Stored records
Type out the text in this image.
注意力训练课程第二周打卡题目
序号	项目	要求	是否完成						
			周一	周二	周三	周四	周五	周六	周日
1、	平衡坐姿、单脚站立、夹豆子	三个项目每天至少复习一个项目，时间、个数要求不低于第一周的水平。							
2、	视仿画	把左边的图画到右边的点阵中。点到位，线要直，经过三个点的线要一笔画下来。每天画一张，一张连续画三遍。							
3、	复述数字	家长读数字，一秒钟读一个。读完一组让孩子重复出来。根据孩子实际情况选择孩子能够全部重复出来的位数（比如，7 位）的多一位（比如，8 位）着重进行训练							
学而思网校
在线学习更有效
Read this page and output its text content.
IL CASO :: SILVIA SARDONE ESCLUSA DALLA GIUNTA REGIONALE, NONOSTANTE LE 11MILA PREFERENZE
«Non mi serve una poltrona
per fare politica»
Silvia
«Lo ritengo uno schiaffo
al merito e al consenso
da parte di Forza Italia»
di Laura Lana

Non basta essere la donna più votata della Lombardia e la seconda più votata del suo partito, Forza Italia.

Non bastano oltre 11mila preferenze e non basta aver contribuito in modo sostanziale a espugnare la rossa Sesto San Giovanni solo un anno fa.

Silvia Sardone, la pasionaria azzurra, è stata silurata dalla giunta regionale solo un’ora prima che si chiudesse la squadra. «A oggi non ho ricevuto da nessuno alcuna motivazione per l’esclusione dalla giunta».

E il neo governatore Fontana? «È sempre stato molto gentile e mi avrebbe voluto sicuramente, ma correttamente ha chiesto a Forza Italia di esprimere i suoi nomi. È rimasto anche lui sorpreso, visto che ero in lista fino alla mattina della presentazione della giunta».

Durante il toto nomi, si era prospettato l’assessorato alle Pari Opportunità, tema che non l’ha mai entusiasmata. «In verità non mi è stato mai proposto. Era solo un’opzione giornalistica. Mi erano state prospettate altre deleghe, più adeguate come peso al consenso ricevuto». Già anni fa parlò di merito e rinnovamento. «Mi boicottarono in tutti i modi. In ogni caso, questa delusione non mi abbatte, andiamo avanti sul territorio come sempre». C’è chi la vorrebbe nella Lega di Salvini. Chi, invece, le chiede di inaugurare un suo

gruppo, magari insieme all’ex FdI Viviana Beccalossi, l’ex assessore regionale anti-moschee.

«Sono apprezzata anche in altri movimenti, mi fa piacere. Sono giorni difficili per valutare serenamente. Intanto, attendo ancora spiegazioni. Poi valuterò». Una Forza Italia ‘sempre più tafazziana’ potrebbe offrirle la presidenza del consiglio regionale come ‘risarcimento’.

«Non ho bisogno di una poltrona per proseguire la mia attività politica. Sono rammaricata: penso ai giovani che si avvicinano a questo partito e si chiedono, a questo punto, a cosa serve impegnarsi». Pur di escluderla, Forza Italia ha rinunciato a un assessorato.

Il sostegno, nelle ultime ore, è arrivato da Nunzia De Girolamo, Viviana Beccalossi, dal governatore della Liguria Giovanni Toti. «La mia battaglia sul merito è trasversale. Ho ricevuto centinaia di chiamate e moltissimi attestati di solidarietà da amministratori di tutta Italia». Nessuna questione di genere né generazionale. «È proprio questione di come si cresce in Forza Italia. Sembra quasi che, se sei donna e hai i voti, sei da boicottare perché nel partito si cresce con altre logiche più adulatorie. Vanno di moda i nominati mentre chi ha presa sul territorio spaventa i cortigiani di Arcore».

▸ Exercise instructions
Print every line of the records exactly. Omit nothing.

▸ Answer to this problem
Type out the text in this image.
注意力训练课程第二周打卡题目
序号	项目	要求	是否完成						
			周一	周二	周三	周四	周五	周六	周日
1、	平衡坐姿、单脚站立、夹豆子	三个项目每天至少复习一个项目，时间、个数要求不低于第一周的水平。							
2、	视仿画	把左边的图画到右边的点阵中。点到位，线要直，经过三个点的线要一笔画下来。每天画一张，一张连续画三遍。							
3、	复述数字	家长读数字，一秒钟读一个。读完一组让孩子重复出来。根据孩子实际情况选择孩子能够全部重复出来的位数（比如，7 位）的多一位（比如，8 位）着重进行训练							
学而思网校
在线学习更有效
Read this page and output its text content.
IL CASO :: SILVIA SARDONE ESCLUSA DALLA GIUNTA REGIONALE, NONOSTANTE LE 11MILA PREFERENZE
«Non mi serve una poltrona
per fare politica»
Silvia
«Lo ritengo uno schiaffo
al merito e al consenso
da parte di Forza Italia»
di Laura Lana

Non basta essere la donna più votata della Lombardia e la seconda più votata del suo partito, Forza Italia.

Non bastano oltre 11mila preferenze e non basta aver contribuito in modo sostanziale a espugnare la rossa Sesto San Giovanni solo un anno fa.

Silvia Sardone, la pasionaria azzurra, è stata silurata dalla giunta regionale solo un’ora prima che si chiudesse la squadra. «A oggi non ho ricevuto da nessuno alcuna motivazione per l’esclusione dalla giunta».

E il neo governatore Fontana? «È sempre stato molto gentile e mi avrebbe voluto sicuramente, ma correttamente ha chiesto a Forza Italia di esprimere i suoi nomi. È rimasto anche lui sorpreso, visto che ero in lista fino alla mattina della presentazione della giunta».

Durante il toto nomi, si era prospettato l’assessorato alle Pari Opportunità, tema che non l’ha mai entusiasmata. «In verità non mi è stato mai proposto. Era solo un’opzione giornalistica. Mi erano state prospettate altre deleghe, più adeguate come peso al consenso ricevuto». Già anni fa parlò di merito e rinnovamento. «Mi boicottarono in tutti i modi. In ogni caso, questa delusione non mi abbatte, andiamo avanti sul territorio come sempre». C’è chi la vorrebbe nella Lega di Salvini. Chi, invece, le chiede di inaugurare un suo

gruppo, magari insieme all’ex FdI Viviana Beccalossi, l’ex assessore regionale anti-moschee.

«Sono apprezzata anche in altri movimenti, mi fa piacere. Sono giorni difficili per valutare serenamente. Intanto, attendo ancora spiegazioni. Poi valuterò». Una Forza Italia ‘sempre più tafazziana’ potrebbe offrirle la presidenza del consiglio regionale come ‘risarcimento’.

«Non ho bisogno di una poltrona per proseguire la mia attività politica. Sono rammaricata: penso ai giovani che si avvicinano a questo partito e si chiedono, a questo punto, a cosa serve impegnarsi». Pur di escluderla, Forza Italia ha rinunciato a un assessorato.

Il sostegno, nelle ultime ore, è arrivato da Nunzia De Girolamo, Viviana Beccalossi, dal governatore della Liguria Giovanni Toti. «La mia battaglia sul merito è trasversale. Ho ricevuto centinaia di chiamate e moltissimi attestati di solidarietà da amministratori di tutta Italia». Nessuna questione di genere né generazionale. «È proprio questione di come si cresce in Forza Italia. Sembra quasi che, se sei donna e hai i voti, sei da boicottare perché nel partito si cresce con altre logiche più adulatorie. Vanno di moda i nominati mentre chi ha presa sul territorio spaventa i cortigiani di Arcore».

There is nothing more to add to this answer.